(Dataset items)
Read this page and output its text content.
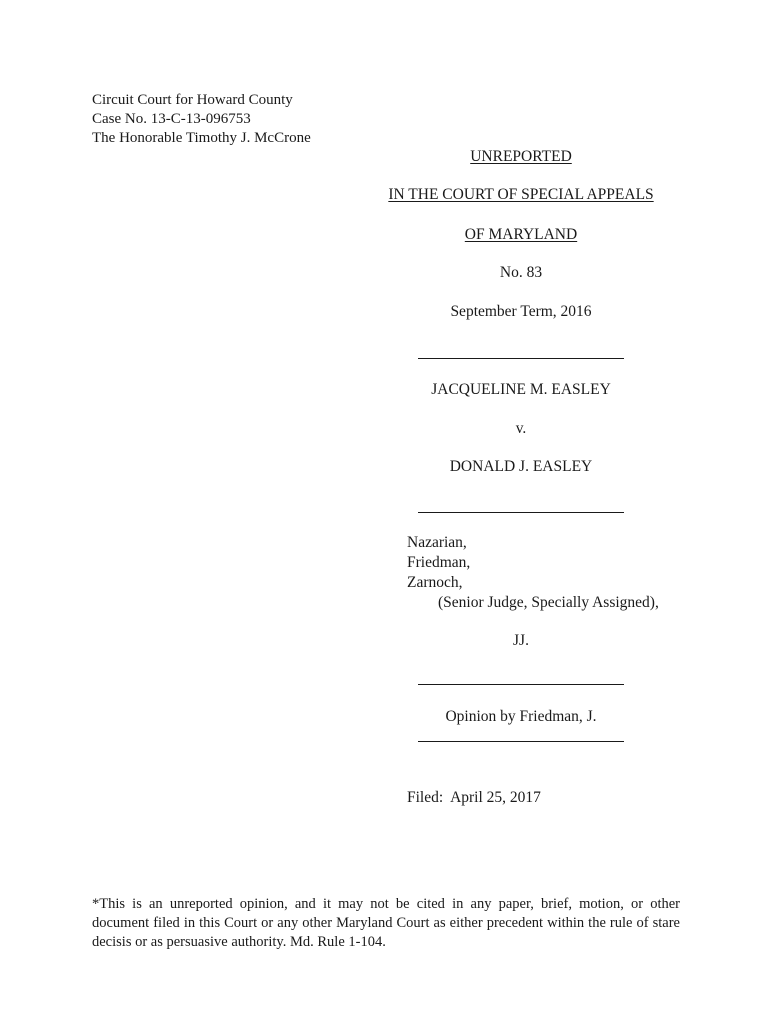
Circuit Court for Howard County
Case No. 13-C-13-096753
The Honorable Timothy J. McCrone
UNREPORTED
IN THE COURT OF SPECIAL APPEALS
OF MARYLAND
No. 83
September Term, 2016
JACQUELINE M. EASLEY
v.
DONALD J. EASLEY
Nazarian,
Friedman,
Zarnoch,
(Senior Judge, Specially Assigned),
JJ.
Opinion by Friedman, J.
Filed:  April 25, 2017
*This is an unreported opinion, and it may not be cited in any paper, brief, motion, or other document filed in this Court or any other Maryland Court as either precedent within the rule of stare decisis or as persuasive authority. Md. Rule 1-104.
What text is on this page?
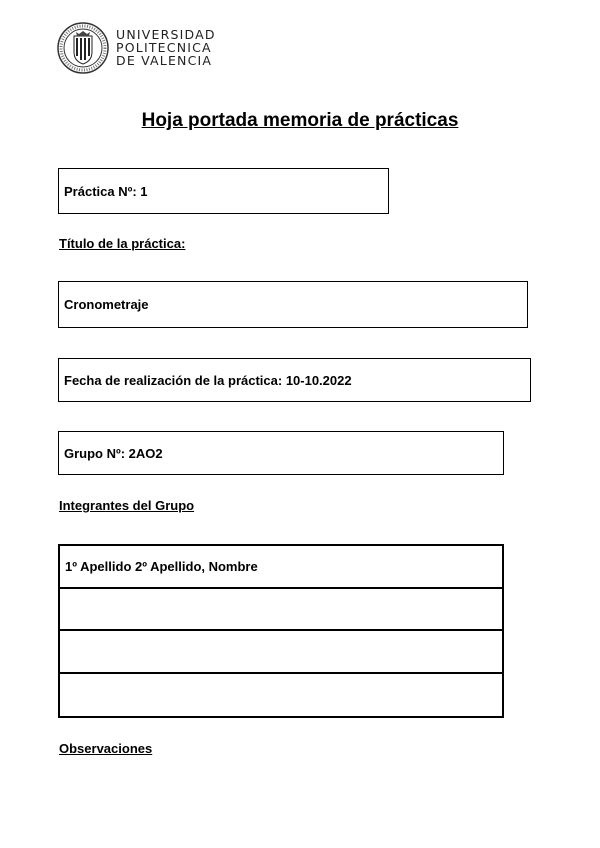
UNIVERSIDAD
POLITECNICA
DE VALENCIA
Hoja portada memoria de prácticas
Práctica Nº: 1
Título de la práctica:
Cronometraje
Fecha de realización de la práctica: 10-10.2022
Grupo Nº: 2AO2
Integrantes del Grupo
1º Apellido 2º Apellido, Nombre
Observaciones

* _What you are asked to do_
Return the lines of the records that include the string "page".

* _Written solution_
Read this page and output its text content.
What text is on this page?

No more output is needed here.